### Given task
Pick every line with "kiến" from the material below.

[Dataset entries]
(begin)

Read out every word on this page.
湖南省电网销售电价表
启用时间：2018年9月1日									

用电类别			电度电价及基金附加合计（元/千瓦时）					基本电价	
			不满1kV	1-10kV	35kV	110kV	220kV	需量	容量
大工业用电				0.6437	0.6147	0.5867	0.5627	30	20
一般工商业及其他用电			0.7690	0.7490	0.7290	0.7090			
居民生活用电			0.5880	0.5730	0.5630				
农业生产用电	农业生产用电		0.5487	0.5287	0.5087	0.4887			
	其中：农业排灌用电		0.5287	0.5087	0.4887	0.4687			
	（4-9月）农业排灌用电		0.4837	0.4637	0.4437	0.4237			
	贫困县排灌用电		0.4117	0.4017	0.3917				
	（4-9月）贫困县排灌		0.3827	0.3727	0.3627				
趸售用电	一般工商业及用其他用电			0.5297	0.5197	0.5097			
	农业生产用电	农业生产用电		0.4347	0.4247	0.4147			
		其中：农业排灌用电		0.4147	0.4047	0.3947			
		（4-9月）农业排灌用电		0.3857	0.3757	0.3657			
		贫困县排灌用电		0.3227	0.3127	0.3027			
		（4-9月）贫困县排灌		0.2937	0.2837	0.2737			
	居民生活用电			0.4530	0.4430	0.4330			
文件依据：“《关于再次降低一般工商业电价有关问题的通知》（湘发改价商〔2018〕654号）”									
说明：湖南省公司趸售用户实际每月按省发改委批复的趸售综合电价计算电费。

(end)
(begin)

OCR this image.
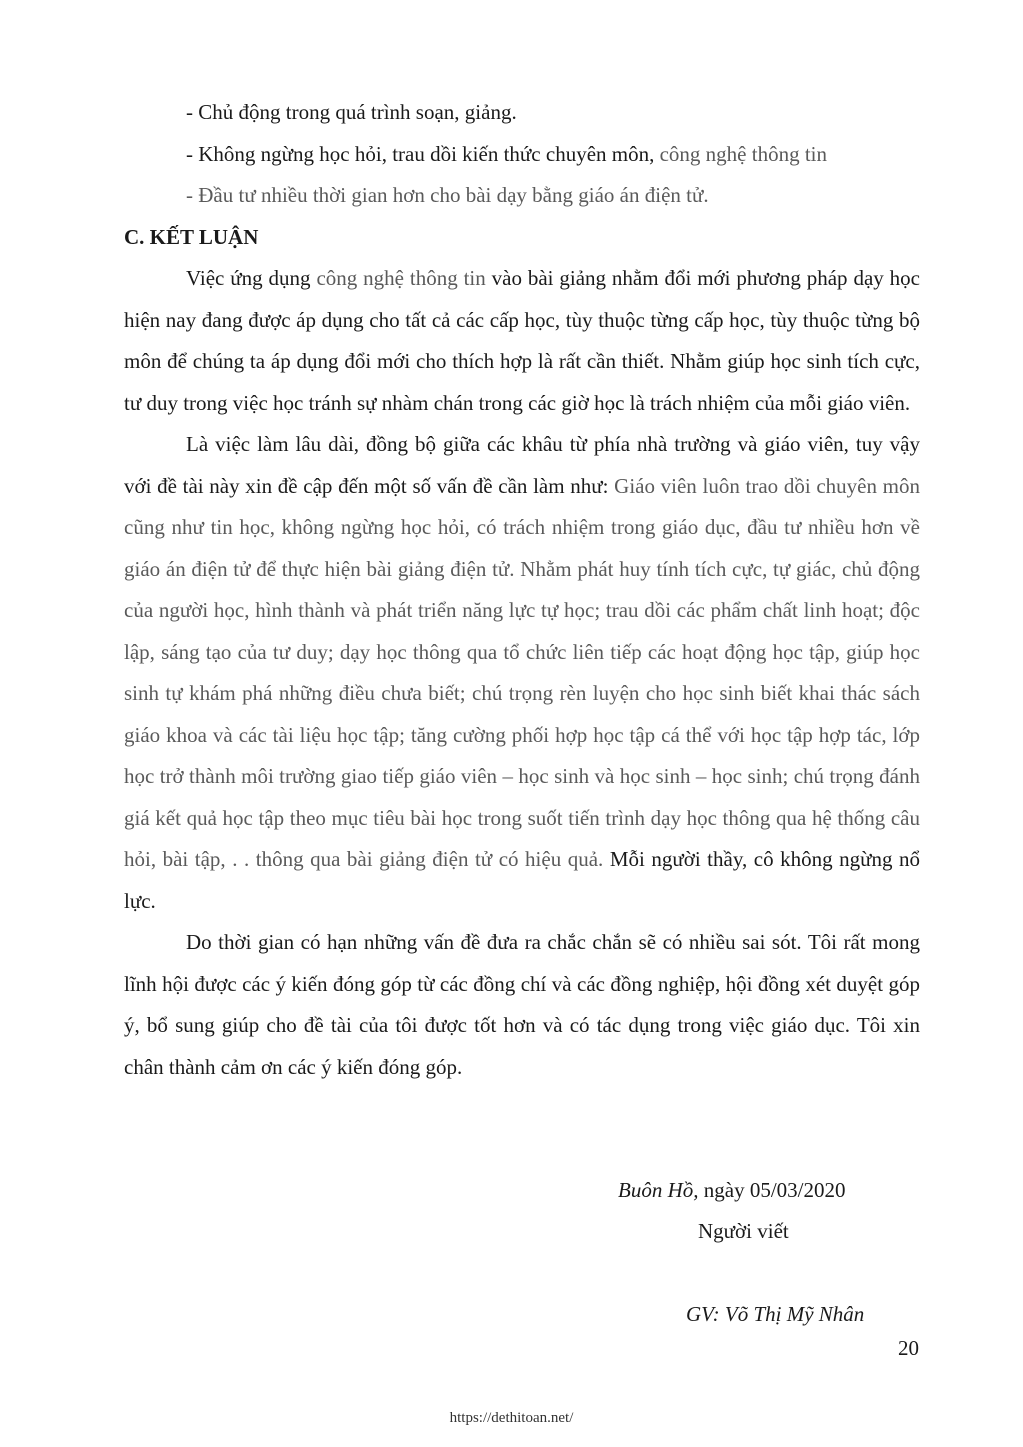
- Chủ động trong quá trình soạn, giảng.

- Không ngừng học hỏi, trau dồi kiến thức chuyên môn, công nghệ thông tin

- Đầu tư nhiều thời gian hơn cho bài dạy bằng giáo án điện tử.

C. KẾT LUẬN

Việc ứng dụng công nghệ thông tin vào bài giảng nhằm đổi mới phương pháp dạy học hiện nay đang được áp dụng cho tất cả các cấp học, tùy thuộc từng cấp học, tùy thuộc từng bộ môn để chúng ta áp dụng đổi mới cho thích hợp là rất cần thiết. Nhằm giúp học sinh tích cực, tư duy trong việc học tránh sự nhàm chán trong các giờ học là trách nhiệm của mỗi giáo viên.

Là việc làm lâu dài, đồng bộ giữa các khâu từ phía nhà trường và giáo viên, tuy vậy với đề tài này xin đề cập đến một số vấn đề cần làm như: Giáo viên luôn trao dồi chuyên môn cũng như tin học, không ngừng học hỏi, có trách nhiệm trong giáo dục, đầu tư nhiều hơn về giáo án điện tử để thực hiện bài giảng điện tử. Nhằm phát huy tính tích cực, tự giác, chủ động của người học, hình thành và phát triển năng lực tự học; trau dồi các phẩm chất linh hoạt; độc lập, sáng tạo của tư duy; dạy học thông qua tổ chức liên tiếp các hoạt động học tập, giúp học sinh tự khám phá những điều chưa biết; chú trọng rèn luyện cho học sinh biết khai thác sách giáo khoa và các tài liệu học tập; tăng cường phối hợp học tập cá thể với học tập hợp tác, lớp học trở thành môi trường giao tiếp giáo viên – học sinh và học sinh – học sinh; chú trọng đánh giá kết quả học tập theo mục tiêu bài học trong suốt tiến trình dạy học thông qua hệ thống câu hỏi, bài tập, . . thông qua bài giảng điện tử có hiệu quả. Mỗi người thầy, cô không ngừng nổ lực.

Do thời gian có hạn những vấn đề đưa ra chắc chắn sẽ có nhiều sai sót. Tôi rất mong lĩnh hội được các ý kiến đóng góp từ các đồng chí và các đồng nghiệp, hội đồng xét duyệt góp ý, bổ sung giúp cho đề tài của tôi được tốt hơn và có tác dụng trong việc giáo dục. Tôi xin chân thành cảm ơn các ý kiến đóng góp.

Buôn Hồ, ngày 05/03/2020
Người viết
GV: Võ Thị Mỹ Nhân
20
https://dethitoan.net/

(end)

### Worked solution
- Không ngừng học hỏi, trau dồi kiến thức chuyên môn, công nghệ thông tin
Do thời gian có hạn những vấn đề đưa ra chắc chắn sẽ có nhiều sai sót. Tôi rất mong lĩnh hội được các ý kiến đóng góp từ các đồng chí và các đồng nghiệp, hội đồng xét duyệt góp ý, bổ sung giúp cho đề tài của tôi được tốt hơn và có tác dụng trong việc giáo dục. Tôi xin chân thành cảm ơn các ý kiến đóng góp.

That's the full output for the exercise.